Records shown.
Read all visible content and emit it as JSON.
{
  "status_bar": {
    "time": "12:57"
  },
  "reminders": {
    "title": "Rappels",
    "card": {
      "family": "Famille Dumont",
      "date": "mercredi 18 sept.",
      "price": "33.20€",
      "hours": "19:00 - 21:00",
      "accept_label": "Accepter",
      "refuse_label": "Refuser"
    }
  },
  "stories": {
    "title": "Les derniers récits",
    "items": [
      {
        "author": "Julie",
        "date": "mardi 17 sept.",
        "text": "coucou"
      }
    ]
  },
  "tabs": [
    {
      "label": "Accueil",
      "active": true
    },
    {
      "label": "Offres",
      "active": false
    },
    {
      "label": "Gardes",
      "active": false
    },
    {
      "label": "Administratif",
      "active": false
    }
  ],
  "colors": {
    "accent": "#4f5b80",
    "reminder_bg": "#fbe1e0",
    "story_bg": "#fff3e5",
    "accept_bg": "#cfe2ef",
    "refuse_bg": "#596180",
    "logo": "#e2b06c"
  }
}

...

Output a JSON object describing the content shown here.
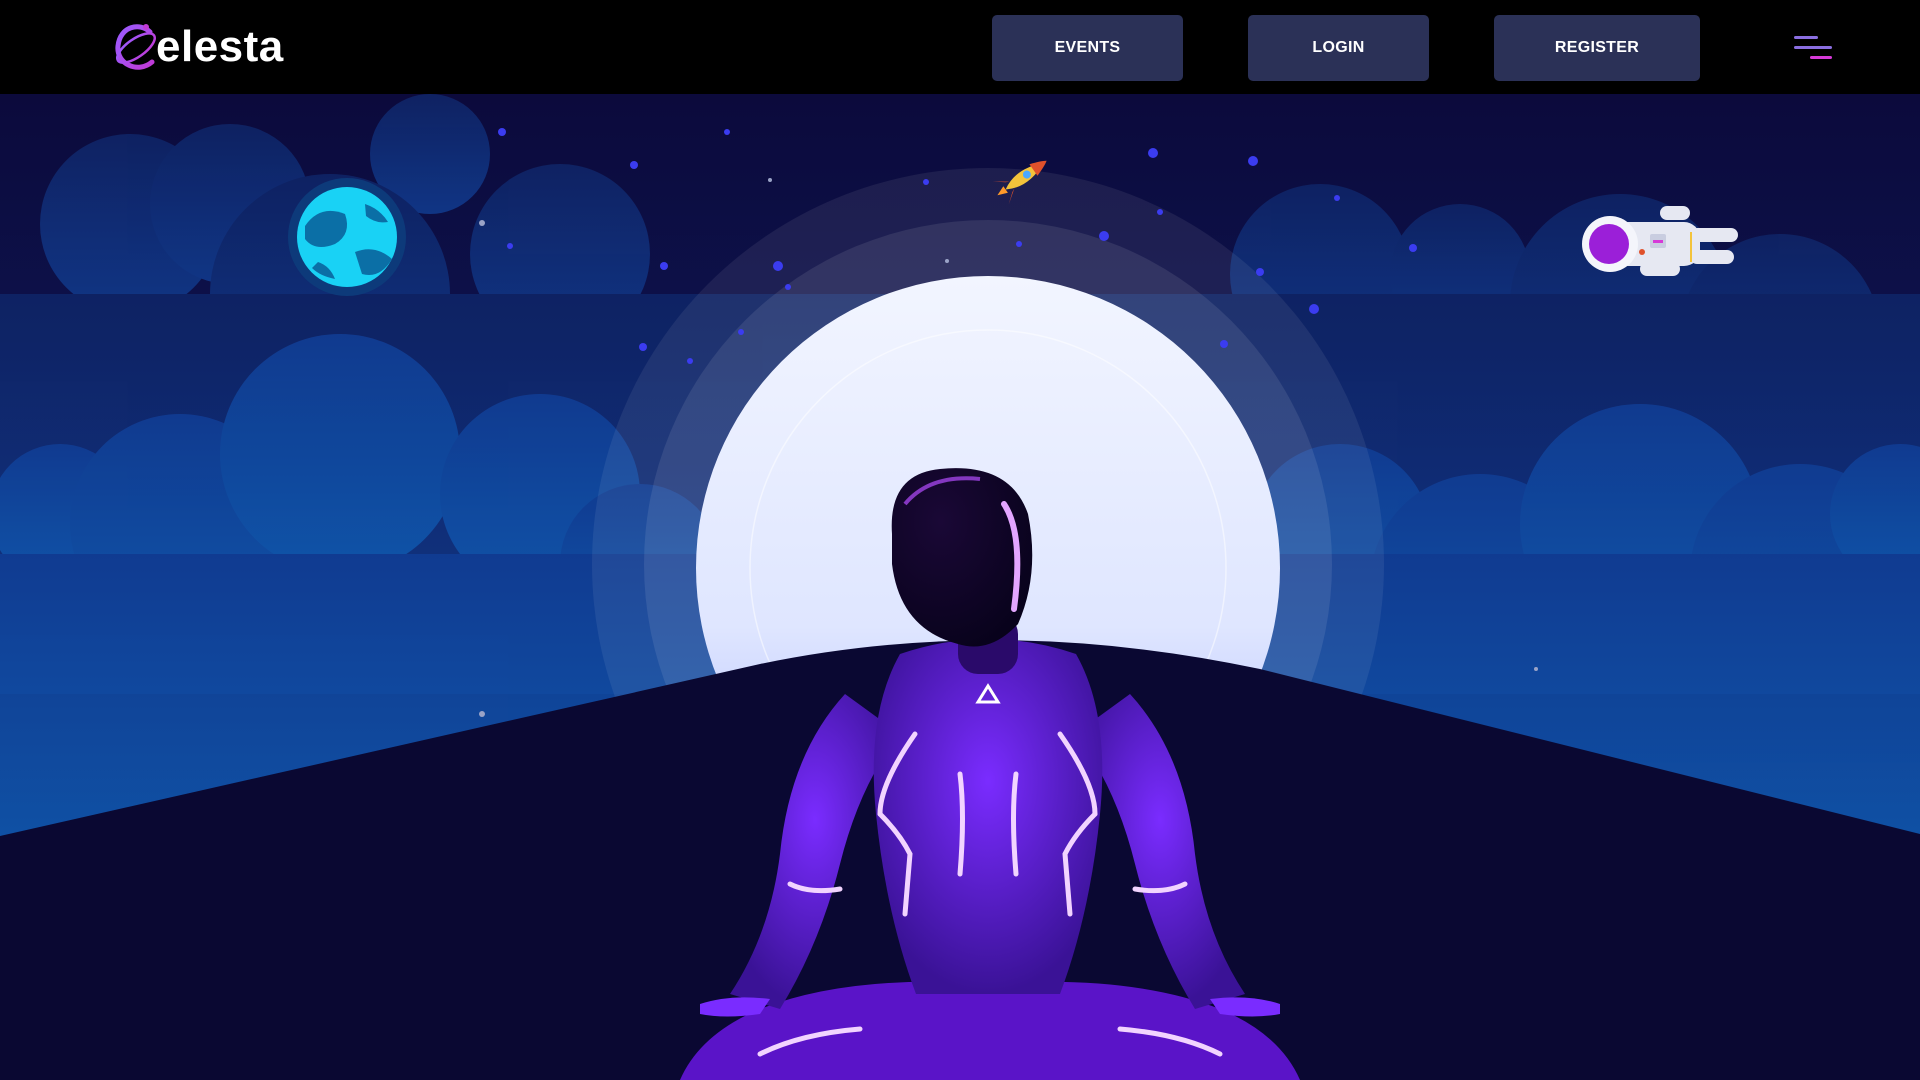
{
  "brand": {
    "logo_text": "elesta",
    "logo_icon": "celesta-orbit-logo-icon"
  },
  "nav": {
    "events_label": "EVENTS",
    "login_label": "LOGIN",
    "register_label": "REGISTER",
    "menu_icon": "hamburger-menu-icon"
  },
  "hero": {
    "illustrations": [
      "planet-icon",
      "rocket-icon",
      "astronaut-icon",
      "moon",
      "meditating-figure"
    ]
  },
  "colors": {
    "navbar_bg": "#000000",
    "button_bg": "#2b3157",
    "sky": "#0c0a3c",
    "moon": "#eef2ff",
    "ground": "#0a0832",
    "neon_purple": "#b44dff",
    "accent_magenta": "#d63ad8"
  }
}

==

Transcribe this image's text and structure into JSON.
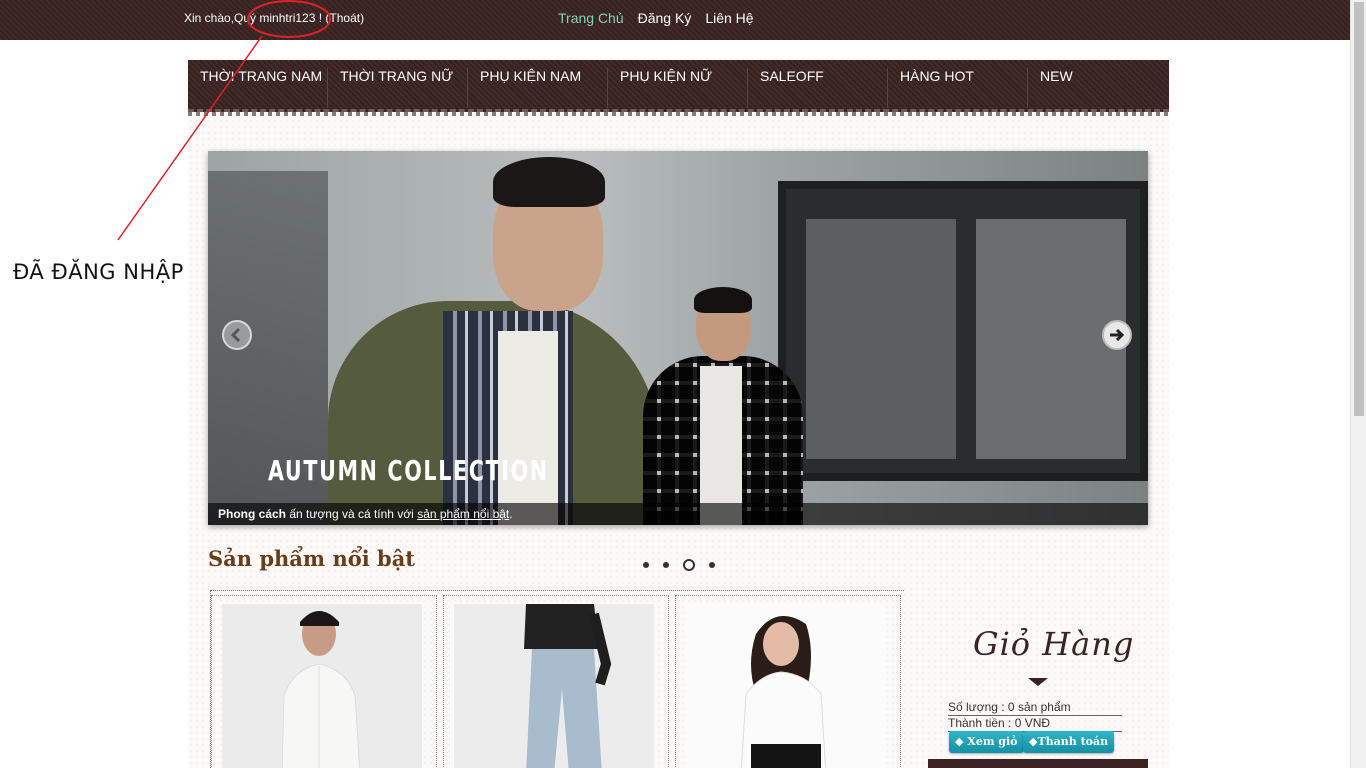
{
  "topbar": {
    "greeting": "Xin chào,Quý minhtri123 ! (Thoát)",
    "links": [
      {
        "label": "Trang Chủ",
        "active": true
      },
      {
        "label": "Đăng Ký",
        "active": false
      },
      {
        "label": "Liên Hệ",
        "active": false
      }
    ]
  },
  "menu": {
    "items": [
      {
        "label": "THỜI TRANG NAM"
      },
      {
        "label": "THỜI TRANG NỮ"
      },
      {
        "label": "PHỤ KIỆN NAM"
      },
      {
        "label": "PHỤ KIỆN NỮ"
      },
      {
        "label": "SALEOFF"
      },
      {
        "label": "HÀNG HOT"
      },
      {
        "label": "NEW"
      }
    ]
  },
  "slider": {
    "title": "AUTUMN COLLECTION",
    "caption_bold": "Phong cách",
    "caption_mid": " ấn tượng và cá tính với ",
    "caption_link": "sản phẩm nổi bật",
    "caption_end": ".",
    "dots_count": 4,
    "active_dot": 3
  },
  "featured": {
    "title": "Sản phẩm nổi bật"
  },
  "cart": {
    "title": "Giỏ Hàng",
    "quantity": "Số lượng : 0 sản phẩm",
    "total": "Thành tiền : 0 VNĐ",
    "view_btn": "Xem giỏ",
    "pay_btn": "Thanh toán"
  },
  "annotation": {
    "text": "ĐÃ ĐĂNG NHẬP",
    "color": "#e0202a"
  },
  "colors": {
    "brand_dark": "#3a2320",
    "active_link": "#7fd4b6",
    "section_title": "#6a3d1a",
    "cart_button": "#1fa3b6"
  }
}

Your instructions.
From the entries, report each line that includes the word "phẩm".

Finished answer.
    "caption_link": "sản phẩm nổi bật",
    "title": "Sản phẩm nổi bật"
    "quantity": "Số lượng : 0 sản phẩm",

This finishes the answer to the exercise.